### [DESCRIPTION OF THE TASK]
Scan the listing below. Report each line that includes "通用开发参数".

Extracted records:
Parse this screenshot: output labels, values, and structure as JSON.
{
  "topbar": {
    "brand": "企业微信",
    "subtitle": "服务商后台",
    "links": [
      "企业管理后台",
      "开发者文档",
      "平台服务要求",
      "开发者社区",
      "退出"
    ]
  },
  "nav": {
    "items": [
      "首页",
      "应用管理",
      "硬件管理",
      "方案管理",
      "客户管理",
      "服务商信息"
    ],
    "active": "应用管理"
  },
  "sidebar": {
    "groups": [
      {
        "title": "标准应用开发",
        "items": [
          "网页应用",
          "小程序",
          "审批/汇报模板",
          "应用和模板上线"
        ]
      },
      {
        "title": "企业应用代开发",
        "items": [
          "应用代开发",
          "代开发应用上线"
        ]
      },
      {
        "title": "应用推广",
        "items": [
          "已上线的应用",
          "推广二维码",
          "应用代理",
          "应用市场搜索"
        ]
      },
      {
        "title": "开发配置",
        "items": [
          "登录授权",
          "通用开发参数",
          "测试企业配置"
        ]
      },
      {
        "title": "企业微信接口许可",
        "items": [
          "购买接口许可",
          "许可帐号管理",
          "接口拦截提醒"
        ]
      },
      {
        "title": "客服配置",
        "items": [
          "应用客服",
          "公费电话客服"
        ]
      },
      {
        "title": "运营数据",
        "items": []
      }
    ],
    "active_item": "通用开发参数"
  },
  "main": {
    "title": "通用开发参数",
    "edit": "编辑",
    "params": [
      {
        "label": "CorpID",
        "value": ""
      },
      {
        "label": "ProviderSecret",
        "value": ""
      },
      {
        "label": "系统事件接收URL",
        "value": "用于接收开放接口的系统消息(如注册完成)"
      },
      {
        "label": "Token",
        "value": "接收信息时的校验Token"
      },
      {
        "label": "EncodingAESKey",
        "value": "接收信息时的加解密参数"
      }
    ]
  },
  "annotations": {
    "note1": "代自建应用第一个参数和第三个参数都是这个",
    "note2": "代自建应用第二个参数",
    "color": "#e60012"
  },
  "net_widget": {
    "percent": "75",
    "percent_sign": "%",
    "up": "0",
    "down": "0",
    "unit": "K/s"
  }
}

### [THE RESULT]
          "通用开发参数",
    "active_item": "通用开发参数"
    "title": "通用开发参数",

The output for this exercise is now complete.